## Exercise description
Which lines in the records below contain the word "ಣನವರ"? Copy each of them.

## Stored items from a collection
## START

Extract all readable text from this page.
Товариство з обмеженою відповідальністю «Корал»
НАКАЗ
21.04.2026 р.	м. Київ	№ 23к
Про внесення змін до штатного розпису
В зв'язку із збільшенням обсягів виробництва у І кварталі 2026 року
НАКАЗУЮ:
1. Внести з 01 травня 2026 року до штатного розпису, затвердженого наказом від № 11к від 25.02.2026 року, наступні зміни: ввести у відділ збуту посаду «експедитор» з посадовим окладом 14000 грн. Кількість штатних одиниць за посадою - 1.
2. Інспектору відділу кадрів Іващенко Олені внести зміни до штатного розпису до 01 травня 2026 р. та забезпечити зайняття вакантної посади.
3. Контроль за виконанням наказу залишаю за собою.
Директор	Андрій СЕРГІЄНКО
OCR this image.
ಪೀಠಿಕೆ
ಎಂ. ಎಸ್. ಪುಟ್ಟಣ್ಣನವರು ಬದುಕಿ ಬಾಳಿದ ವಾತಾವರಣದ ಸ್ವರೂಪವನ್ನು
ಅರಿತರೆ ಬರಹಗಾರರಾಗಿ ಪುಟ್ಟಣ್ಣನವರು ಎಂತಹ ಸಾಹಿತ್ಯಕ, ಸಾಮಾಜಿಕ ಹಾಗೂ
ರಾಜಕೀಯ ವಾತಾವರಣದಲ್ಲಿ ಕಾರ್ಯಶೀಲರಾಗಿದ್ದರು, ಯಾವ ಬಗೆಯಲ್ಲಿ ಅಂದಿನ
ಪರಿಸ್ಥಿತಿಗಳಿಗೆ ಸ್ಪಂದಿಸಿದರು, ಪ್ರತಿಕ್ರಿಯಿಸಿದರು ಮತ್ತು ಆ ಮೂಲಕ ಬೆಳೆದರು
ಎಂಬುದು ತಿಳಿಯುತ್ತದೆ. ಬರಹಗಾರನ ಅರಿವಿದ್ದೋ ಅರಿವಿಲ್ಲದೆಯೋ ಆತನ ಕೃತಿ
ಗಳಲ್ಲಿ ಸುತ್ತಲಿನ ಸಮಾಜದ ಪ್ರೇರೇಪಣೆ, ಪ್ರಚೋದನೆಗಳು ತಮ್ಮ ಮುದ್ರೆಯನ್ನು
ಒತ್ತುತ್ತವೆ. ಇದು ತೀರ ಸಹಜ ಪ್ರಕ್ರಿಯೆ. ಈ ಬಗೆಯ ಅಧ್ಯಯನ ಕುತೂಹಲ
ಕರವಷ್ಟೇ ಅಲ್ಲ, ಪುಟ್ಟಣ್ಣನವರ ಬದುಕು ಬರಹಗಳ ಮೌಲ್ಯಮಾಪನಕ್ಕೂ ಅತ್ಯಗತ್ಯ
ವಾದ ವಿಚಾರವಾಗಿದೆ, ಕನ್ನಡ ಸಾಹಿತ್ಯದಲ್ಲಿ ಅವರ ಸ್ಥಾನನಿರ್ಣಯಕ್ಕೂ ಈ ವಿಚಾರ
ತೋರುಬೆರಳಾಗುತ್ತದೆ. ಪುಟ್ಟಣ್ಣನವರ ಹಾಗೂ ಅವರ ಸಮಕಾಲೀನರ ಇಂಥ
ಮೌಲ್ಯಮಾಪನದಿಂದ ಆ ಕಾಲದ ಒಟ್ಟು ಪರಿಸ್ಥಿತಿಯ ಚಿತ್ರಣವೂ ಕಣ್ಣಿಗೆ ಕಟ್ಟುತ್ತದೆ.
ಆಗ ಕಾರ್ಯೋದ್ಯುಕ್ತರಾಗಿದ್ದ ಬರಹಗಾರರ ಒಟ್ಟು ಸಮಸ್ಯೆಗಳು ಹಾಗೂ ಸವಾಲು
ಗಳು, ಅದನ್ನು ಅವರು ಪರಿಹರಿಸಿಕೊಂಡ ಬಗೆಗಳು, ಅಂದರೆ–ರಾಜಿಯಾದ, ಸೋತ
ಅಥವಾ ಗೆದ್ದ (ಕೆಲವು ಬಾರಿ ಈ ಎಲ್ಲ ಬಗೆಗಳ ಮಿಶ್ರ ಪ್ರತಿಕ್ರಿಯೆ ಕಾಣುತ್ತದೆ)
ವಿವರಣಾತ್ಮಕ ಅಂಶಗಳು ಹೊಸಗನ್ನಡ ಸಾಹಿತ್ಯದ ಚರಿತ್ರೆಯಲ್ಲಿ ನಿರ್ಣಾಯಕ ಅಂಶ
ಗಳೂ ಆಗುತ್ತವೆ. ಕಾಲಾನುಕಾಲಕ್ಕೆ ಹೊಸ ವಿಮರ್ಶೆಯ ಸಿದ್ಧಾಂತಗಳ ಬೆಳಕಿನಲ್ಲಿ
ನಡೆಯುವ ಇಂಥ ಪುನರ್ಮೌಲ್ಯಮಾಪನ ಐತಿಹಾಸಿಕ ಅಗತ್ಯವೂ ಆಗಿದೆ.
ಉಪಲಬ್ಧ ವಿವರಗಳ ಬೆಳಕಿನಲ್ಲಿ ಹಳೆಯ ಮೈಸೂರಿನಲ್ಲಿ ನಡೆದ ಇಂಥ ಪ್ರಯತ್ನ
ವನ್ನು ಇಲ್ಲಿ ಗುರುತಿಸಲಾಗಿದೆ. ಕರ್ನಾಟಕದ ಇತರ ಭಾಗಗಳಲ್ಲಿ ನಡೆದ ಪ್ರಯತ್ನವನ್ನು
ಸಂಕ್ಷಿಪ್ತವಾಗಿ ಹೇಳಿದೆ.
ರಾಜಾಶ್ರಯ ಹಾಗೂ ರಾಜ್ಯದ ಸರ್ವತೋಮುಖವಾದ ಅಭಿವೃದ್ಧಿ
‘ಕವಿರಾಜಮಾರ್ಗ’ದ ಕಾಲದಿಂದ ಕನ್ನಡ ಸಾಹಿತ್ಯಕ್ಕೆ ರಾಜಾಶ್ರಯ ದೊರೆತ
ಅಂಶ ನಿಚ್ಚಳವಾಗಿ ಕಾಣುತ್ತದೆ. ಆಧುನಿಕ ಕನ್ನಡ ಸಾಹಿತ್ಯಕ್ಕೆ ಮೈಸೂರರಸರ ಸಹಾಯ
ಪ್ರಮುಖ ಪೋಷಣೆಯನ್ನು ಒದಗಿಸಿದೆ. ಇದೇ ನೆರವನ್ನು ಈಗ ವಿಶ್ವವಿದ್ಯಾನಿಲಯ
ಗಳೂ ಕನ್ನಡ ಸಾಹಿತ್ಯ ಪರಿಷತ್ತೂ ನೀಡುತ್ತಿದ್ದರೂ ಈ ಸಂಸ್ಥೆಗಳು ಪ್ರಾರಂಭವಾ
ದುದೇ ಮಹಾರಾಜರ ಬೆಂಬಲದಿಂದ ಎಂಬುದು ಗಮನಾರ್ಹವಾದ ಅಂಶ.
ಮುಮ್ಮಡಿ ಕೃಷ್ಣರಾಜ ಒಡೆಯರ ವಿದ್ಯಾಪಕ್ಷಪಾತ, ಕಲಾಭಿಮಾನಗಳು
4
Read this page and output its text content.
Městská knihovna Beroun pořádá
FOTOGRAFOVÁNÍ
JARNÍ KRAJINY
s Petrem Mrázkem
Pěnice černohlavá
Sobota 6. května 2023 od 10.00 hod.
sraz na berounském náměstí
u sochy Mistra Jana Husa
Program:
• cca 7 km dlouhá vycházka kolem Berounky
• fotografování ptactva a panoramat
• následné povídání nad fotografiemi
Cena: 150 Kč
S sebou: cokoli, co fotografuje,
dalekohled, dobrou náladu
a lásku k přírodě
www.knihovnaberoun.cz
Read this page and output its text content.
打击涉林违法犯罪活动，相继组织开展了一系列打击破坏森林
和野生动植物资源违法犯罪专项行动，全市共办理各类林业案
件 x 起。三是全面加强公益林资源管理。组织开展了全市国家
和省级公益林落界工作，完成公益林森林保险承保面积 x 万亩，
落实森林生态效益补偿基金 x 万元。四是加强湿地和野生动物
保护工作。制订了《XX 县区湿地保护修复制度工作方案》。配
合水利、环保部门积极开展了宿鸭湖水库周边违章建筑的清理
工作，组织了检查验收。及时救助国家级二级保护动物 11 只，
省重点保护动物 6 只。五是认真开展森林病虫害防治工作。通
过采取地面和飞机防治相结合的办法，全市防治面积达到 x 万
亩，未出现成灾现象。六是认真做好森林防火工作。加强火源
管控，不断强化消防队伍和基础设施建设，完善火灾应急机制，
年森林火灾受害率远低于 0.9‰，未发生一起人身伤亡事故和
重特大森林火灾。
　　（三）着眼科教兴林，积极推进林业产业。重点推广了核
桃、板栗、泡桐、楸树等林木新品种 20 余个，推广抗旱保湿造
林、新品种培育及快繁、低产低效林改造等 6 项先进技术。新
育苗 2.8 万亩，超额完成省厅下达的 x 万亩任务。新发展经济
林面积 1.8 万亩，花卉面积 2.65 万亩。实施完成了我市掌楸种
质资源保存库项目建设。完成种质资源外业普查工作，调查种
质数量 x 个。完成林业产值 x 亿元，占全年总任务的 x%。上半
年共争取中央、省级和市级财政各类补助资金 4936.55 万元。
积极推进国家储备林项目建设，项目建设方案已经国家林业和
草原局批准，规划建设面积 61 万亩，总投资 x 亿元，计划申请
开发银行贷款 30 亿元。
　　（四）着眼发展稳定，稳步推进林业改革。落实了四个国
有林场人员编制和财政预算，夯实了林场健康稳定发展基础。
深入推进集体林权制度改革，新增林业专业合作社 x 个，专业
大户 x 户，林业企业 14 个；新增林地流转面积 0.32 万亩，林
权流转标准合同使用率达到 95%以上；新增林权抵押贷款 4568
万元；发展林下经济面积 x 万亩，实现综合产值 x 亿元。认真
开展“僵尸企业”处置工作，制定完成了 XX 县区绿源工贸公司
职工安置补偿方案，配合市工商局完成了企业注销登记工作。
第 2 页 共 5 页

## END

## The result
ಎಂ. ಎಸ್. ಪುಟ್ಟಣ್ಣನವರು ಬದುಕಿ ಬಾಳಿದ ವಾತಾವರಣದ ಸ್ವರೂಪವನ್ನು
ಅರಿತರೆ ಬರಹಗಾರರಾಗಿ ಪುಟ್ಟಣ್ಣನವರು ಎಂತಹ ಸಾಹಿತ್ಯಕ, ಸಾಮಾಜಿಕ ಹಾಗೂ
ಕರವಷ್ಟೇ ಅಲ್ಲ, ಪುಟ್ಟಣ್ಣನವರ ಬದುಕು ಬರಹಗಳ ಮೌಲ್ಯಮಾಪನಕ್ಕೂ ಅತ್ಯಗತ್ಯ
ತೋರುಬೆರಳಾಗುತ್ತದೆ. ಪುಟ್ಟಣ್ಣನವರ ಹಾಗೂ ಅವರ ಸಮಕಾಲೀನರ ಇಂಥ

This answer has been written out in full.